## Data shown
──────────

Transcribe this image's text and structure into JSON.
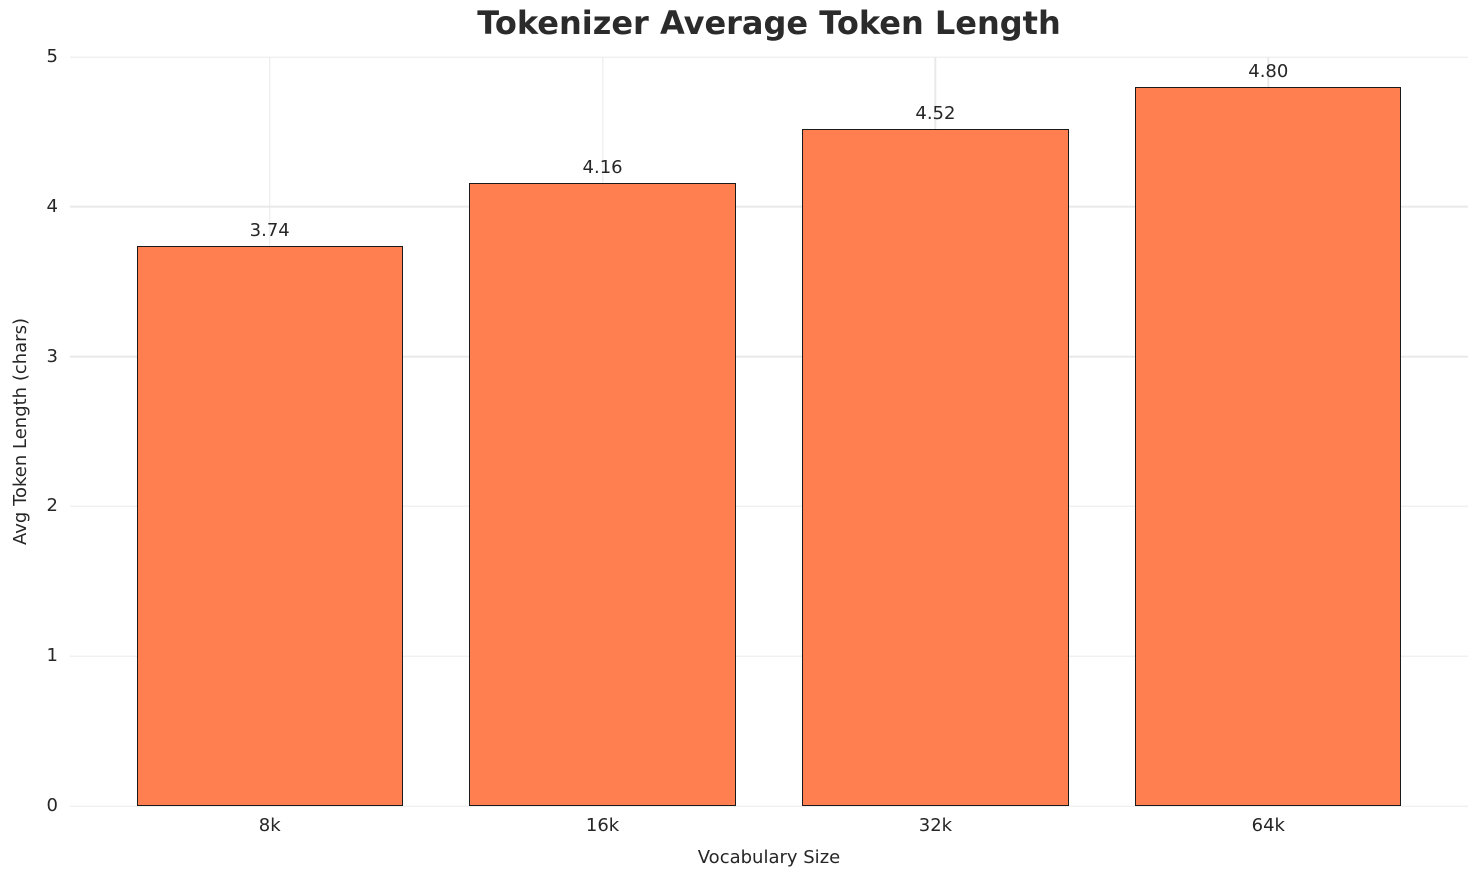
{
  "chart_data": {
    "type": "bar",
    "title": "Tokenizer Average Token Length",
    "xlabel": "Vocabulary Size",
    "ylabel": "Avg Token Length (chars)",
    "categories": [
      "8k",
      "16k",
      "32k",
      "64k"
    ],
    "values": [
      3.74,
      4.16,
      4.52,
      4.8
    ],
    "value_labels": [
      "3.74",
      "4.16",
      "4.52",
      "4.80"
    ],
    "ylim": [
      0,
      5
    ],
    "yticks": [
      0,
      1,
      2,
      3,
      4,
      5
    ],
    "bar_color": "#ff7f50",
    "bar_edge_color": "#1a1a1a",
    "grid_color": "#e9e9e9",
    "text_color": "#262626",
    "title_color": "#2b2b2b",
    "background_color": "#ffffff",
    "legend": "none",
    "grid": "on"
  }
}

──────────

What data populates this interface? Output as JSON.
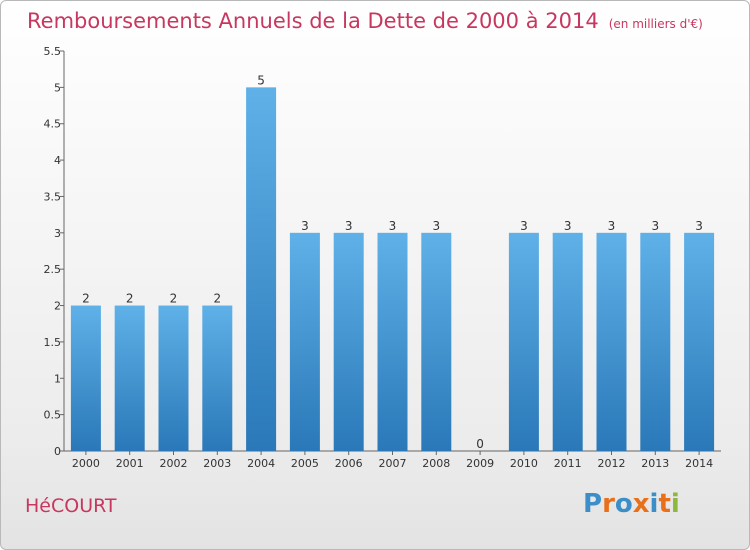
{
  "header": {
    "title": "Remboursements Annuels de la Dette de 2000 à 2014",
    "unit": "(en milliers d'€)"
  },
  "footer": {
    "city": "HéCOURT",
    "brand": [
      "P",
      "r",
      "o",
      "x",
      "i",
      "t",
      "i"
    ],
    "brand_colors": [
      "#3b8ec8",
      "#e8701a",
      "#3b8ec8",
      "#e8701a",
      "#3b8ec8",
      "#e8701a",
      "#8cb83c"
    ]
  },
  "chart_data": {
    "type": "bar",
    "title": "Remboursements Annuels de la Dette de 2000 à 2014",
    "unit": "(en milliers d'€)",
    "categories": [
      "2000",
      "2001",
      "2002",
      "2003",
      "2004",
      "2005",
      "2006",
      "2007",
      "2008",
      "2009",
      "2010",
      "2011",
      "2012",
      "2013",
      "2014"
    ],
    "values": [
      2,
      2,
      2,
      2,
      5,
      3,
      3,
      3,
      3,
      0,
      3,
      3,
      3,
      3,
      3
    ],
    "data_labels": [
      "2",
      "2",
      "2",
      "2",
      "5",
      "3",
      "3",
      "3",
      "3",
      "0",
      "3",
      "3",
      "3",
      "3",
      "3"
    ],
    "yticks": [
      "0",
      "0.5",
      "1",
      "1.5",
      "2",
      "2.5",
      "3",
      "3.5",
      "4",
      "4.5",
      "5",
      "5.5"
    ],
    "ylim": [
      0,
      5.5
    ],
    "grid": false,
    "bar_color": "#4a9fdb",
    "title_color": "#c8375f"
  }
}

──────────

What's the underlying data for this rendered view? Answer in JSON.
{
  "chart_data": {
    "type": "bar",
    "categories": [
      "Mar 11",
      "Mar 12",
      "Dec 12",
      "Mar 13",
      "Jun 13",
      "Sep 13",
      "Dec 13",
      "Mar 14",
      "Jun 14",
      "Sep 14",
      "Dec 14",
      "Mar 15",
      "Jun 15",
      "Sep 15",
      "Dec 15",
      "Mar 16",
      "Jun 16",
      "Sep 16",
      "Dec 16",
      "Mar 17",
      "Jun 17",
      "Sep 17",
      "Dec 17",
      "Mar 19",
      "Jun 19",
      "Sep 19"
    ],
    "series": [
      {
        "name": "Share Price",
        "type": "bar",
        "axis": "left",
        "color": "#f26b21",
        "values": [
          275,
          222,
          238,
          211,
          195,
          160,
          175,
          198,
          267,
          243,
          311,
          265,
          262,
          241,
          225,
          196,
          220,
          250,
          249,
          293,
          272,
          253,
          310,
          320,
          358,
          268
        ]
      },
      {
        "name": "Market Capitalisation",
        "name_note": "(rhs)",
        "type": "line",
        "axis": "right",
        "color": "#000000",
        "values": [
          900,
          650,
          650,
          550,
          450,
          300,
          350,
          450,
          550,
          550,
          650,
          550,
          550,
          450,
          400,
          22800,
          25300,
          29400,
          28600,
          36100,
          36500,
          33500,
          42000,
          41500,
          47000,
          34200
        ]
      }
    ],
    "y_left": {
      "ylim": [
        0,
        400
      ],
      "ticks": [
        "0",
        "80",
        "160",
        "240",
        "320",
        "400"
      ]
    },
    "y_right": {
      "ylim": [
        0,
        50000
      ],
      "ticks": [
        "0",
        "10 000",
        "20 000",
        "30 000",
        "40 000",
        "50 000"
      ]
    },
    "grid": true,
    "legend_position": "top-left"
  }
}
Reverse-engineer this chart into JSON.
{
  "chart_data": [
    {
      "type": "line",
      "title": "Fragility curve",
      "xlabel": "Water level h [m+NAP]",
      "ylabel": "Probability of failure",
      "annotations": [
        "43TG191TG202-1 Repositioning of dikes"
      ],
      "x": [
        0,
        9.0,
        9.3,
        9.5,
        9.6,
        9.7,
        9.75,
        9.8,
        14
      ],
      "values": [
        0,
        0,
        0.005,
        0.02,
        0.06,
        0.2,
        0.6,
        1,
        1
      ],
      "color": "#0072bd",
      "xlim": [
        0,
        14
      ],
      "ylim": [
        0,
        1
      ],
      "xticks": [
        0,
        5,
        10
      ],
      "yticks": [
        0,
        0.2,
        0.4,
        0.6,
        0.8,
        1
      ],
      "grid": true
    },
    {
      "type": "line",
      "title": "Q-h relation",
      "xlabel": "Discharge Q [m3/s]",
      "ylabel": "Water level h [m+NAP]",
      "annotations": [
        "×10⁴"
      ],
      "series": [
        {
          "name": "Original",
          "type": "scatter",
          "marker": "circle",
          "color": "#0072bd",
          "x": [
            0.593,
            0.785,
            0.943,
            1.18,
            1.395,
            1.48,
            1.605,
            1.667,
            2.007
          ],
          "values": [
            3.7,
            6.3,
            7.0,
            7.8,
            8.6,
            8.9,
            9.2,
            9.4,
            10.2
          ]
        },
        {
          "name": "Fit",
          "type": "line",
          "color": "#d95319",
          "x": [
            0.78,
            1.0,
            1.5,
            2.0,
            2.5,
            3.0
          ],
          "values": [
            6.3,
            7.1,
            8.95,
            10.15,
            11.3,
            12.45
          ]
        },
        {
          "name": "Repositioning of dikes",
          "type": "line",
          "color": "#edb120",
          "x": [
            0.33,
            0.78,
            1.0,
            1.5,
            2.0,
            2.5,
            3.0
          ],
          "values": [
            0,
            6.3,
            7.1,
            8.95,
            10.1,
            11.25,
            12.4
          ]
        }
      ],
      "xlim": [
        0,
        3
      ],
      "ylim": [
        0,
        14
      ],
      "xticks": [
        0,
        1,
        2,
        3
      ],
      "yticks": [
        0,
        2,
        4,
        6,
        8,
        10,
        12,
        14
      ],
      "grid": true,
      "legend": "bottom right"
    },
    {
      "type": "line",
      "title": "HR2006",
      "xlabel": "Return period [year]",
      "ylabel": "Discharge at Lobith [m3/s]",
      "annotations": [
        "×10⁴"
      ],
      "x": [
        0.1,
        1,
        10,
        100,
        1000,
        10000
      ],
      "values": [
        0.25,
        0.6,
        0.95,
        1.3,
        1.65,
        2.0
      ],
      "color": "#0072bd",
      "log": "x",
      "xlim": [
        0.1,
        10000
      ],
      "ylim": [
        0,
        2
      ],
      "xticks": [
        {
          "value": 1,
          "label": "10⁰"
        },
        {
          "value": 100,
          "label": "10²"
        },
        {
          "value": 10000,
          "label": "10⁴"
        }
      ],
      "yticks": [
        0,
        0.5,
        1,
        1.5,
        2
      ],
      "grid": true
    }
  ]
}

──────────

## Problem requirements
Filter the entries above down to the lines containing the word "Discharge".

## Finished exercise
      "xlabel": "Discharge Q [m3/s]",
      "ylabel": "Discharge at Lobith [m3/s]",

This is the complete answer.